WHAT IS EXPECTED
Skip the pictures. Repeat everything else in the records word for word.

(Data excerpts)

————

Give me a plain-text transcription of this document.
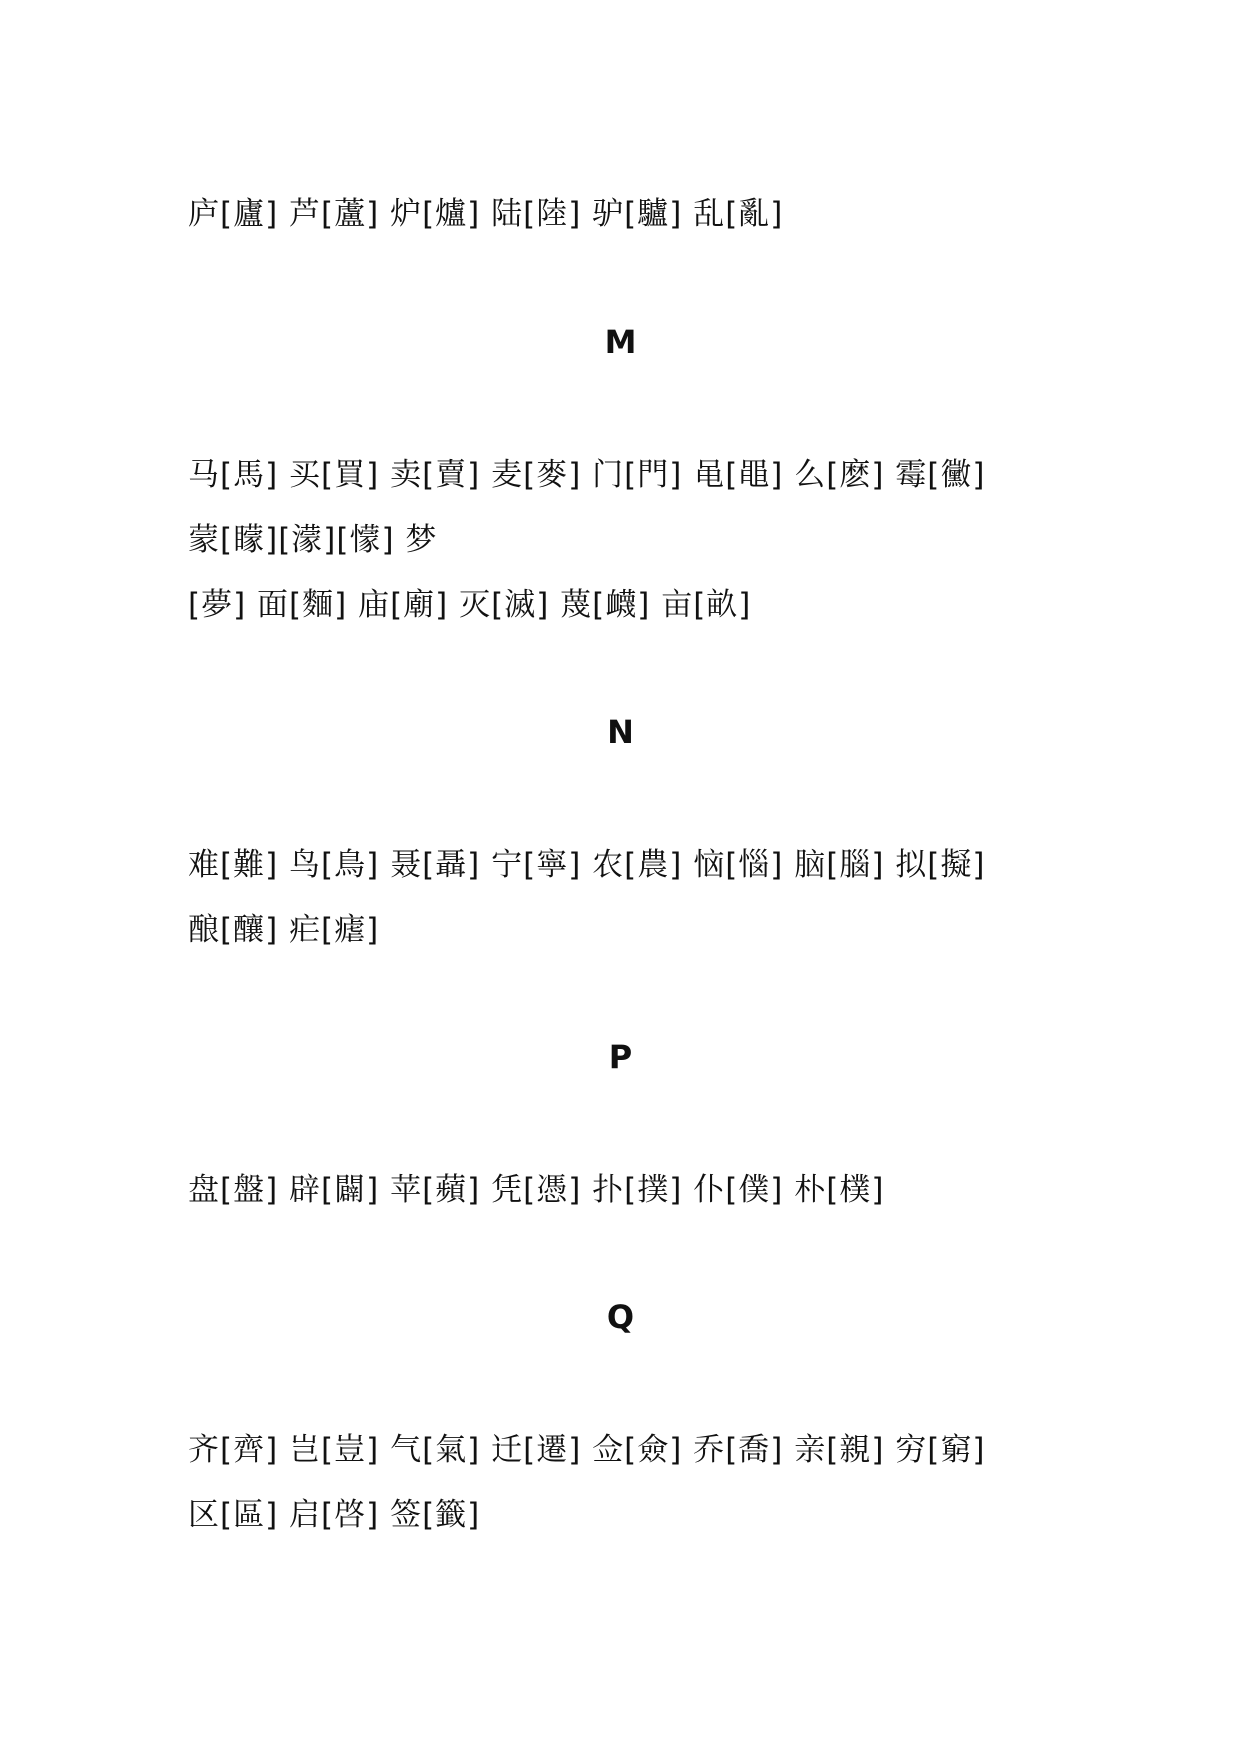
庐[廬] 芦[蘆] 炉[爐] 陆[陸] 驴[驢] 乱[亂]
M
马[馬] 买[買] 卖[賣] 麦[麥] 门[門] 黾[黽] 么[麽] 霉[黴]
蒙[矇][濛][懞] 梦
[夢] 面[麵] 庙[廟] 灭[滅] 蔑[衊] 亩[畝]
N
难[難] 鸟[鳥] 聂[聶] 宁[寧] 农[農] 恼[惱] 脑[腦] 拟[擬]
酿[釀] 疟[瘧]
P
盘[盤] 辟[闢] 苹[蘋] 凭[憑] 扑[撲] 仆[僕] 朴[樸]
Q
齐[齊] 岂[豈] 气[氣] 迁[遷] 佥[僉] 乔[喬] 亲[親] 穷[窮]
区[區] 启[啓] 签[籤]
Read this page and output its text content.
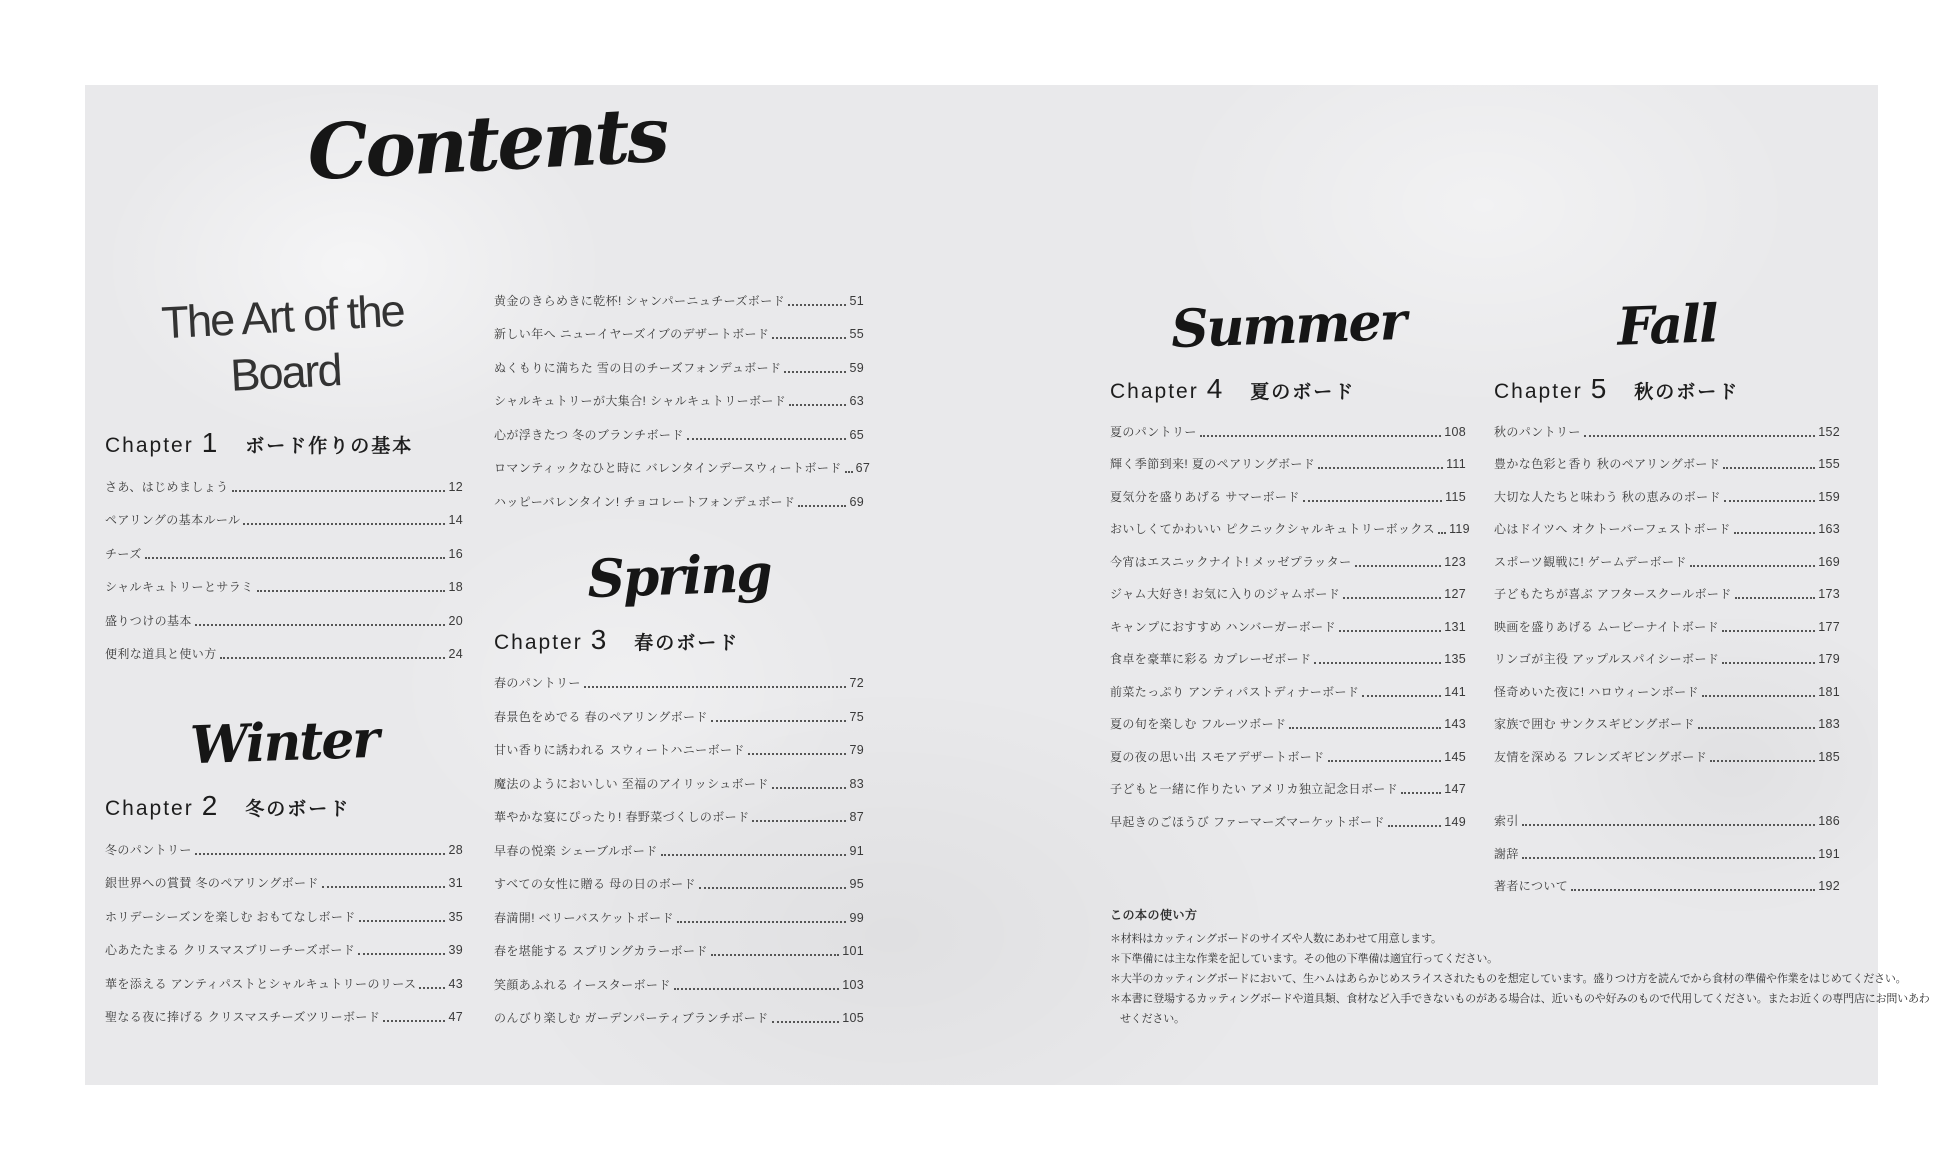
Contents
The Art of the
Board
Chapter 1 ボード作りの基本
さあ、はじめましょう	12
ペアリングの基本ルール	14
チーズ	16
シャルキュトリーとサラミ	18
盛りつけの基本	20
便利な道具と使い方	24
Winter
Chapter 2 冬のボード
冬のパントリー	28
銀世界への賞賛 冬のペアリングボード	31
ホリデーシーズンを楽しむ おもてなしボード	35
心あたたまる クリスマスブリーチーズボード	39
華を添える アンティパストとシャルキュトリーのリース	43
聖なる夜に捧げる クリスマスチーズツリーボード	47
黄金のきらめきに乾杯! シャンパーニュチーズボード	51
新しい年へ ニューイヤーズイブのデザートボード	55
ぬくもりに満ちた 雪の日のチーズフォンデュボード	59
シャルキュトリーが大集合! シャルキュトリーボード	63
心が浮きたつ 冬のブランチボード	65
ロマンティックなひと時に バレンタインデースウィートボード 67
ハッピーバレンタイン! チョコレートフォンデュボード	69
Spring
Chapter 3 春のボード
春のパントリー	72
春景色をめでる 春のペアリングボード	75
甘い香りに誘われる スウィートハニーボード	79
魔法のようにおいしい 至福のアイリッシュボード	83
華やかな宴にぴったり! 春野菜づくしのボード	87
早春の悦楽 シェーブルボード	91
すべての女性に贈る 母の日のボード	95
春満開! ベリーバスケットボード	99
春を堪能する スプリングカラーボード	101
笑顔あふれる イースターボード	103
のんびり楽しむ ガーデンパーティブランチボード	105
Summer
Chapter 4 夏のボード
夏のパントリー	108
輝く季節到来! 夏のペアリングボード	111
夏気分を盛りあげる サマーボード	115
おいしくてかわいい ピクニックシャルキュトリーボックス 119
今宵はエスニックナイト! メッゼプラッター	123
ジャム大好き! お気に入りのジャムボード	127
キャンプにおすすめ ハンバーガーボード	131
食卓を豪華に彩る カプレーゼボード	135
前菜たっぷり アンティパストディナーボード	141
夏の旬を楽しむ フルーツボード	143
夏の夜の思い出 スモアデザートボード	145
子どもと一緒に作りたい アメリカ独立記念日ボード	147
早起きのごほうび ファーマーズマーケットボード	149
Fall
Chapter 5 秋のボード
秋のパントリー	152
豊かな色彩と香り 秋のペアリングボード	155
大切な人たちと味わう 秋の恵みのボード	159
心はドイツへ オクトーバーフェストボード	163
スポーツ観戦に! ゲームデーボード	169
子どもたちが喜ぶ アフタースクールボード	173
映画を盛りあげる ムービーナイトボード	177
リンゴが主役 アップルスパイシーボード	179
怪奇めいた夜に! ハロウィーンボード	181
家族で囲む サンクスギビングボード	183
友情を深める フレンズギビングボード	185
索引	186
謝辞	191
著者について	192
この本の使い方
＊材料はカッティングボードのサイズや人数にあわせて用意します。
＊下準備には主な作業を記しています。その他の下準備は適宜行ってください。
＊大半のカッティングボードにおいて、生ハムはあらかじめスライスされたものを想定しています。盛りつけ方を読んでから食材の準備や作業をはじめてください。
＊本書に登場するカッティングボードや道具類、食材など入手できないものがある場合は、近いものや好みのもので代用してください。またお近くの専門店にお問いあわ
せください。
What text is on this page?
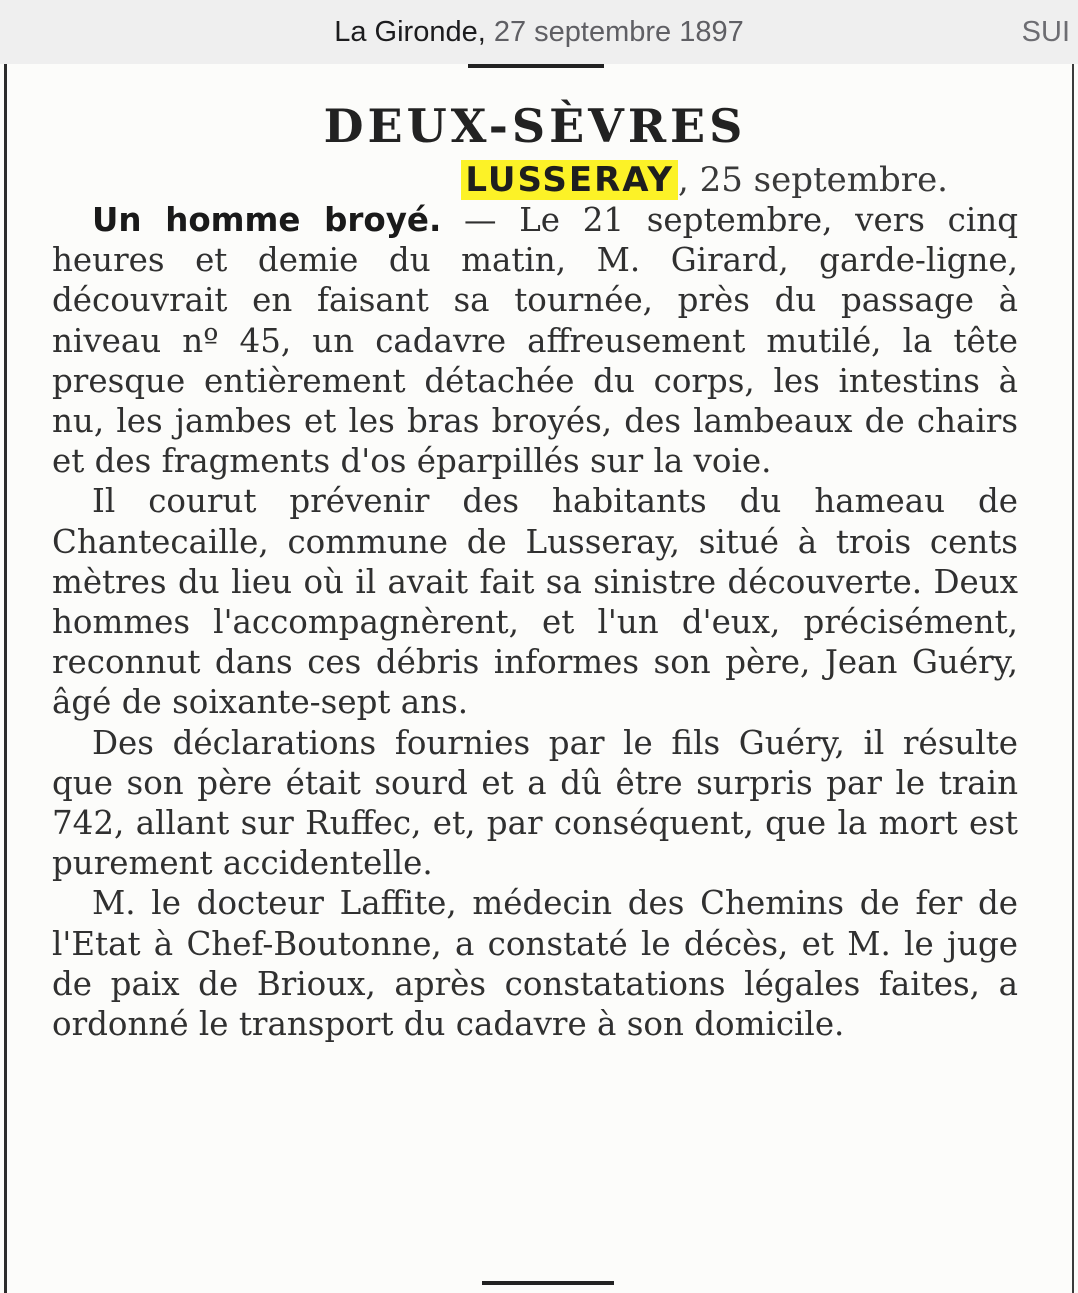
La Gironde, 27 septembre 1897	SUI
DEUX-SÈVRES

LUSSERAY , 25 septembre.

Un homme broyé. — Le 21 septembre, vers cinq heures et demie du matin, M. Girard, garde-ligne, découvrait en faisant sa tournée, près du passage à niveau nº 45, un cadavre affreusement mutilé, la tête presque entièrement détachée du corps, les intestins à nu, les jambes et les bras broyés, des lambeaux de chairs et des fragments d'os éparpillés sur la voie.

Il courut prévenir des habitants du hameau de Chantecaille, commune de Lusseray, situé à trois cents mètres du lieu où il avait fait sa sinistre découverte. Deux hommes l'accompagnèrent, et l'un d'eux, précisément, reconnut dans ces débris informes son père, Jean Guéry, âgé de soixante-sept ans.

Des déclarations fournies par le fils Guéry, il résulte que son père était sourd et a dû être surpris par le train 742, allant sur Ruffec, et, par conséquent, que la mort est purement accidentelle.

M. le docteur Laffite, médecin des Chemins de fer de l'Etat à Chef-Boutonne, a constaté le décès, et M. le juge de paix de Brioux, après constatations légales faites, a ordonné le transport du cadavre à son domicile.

————

ANSWER TO THIS TASK
Give me a plain-text transcription of this document.
庐[廬] 芦[蘆] 炉[爐] 陆[陸] 驴[驢] 乱[亂]
M
马[馬] 买[買] 卖[賣] 麦[麥] 门[門] 黾[黽] 么[麽] 霉[黴]
蒙[矇][濛][懞] 梦
[夢] 面[麵] 庙[廟] 灭[滅] 蔑[衊] 亩[畝]
N
难[難] 鸟[鳥] 聂[聶] 宁[寧] 农[農] 恼[惱] 脑[腦] 拟[擬]
酿[釀] 疟[瘧]
P
盘[盤] 辟[闢] 苹[蘋] 凭[憑] 扑[撲] 仆[僕] 朴[樸]
Q
齐[齊] 岂[豈] 气[氣] 迁[遷] 佥[僉] 乔[喬] 亲[親] 穷[窮]
区[區] 启[啓] 签[籤]
Read this page and output its text content.
Contents
The Art of the
Board
Chapter 1 ボード作りの基本
さあ、はじめましょう	12
ペアリングの基本ルール	14
チーズ	16
シャルキュトリーとサラミ	18
盛りつけの基本	20
便利な道具と使い方	24
Winter
Chapter 2 冬のボード
冬のパントリー	28
銀世界への賞賛 冬のペアリングボード	31
ホリデーシーズンを楽しむ おもてなしボード	35
心あたたまる クリスマスブリーチーズボード	39
華を添える アンティパストとシャルキュトリーのリース	43
聖なる夜に捧げる クリスマスチーズツリーボード	47
黄金のきらめきに乾杯! シャンパーニュチーズボード	51
新しい年へ ニューイヤーズイブのデザートボード	55
ぬくもりに満ちた 雪の日のチーズフォンデュボード	59
シャルキュトリーが大集合! シャルキュトリーボード	63
心が浮きたつ 冬のブランチボード	65
ロマンティックなひと時に バレンタインデースウィートボード 67
ハッピーバレンタイン! チョコレートフォンデュボード	69
Spring
Chapter 3 春のボード
春のパントリー	72
春景色をめでる 春のペアリングボード	75
甘い香りに誘われる スウィートハニーボード	79
魔法のようにおいしい 至福のアイリッシュボード	83
華やかな宴にぴったり! 春野菜づくしのボード	87
早春の悦楽 シェーブルボード	91
すべての女性に贈る 母の日のボード	95
春満開! ベリーバスケットボード	99
春を堪能する スプリングカラーボード	101
笑顔あふれる イースターボード	103
のんびり楽しむ ガーデンパーティブランチボード	105
Summer
Chapter 4 夏のボード
夏のパントリー	108
輝く季節到来! 夏のペアリングボード	111
夏気分を盛りあげる サマーボード	115
おいしくてかわいい ピクニックシャルキュトリーボックス 119
今宵はエスニックナイト! メッゼプラッター	123
ジャム大好き! お気に入りのジャムボード	127
キャンプにおすすめ ハンバーガーボード	131
食卓を豪華に彩る カプレーゼボード	135
前菜たっぷり アンティパストディナーボード	141
夏の旬を楽しむ フルーツボード	143
夏の夜の思い出 スモアデザートボード	145
子どもと一緒に作りたい アメリカ独立記念日ボード	147
早起きのごほうび ファーマーズマーケットボード	149
Fall
Chapter 5 秋のボード
秋のパントリー	152
豊かな色彩と香り 秋のペアリングボード	155
大切な人たちと味わう 秋の恵みのボード	159
心はドイツへ オクトーバーフェストボード	163
スポーツ観戦に! ゲームデーボード	169
子どもたちが喜ぶ アフタースクールボード	173
映画を盛りあげる ムービーナイトボード	177
リンゴが主役 アップルスパイシーボード	179
怪奇めいた夜に! ハロウィーンボード	181
家族で囲む サンクスギビングボード	183
友情を深める フレンズギビングボード	185
索引	186
謝辞	191
著者について	192
この本の使い方
＊材料はカッティングボードのサイズや人数にあわせて用意します。
＊下準備には主な作業を記しています。その他の下準備は適宜行ってください。
＊大半のカッティングボードにおいて、生ハムはあらかじめスライスされたものを想定しています。盛りつけ方を読んでから食材の準備や作業をはじめてください。
＊本書に登場するカッティングボードや道具類、食材など入手できないものがある場合は、近いものや好みのもので代用してください。またお近くの専門店にお問いあわ
せください。
What text is on this page?
La Gironde, 27 septembre 1897	SUI
DEUX-SÈVRES

LUSSERAY , 25 septembre.

Un homme broyé. — Le 21 septembre, vers cinq heures et demie du matin, M. Girard, garde-ligne, découvrait en faisant sa tournée, près du passage à niveau nº 45, un cadavre affreusement mutilé, la tête presque entièrement détachée du corps, les intestins à nu, les jambes et les bras broyés, des lambeaux de chairs et des fragments d'os éparpillés sur la voie.

Il courut prévenir des habitants du hameau de Chantecaille, commune de Lusseray, situé à trois cents mètres du lieu où il avait fait sa sinistre découverte. Deux hommes l'accompagnèrent, et l'un d'eux, précisément, reconnut dans ces débris informes son père, Jean Guéry, âgé de soixante-sept ans.

Des déclarations fournies par le fils Guéry, il résulte que son père était sourd et a dû être surpris par le train 742, allant sur Ruffec, et, par conséquent, que la mort est purement accidentelle.

M. le docteur Laffite, médecin des Chemins de fer de l'Etat à Chef-Boutonne, a constaté le décès, et M. le juge de paix de Brioux, après constatations légales faites, a ordonné le transport du cadavre à son domicile.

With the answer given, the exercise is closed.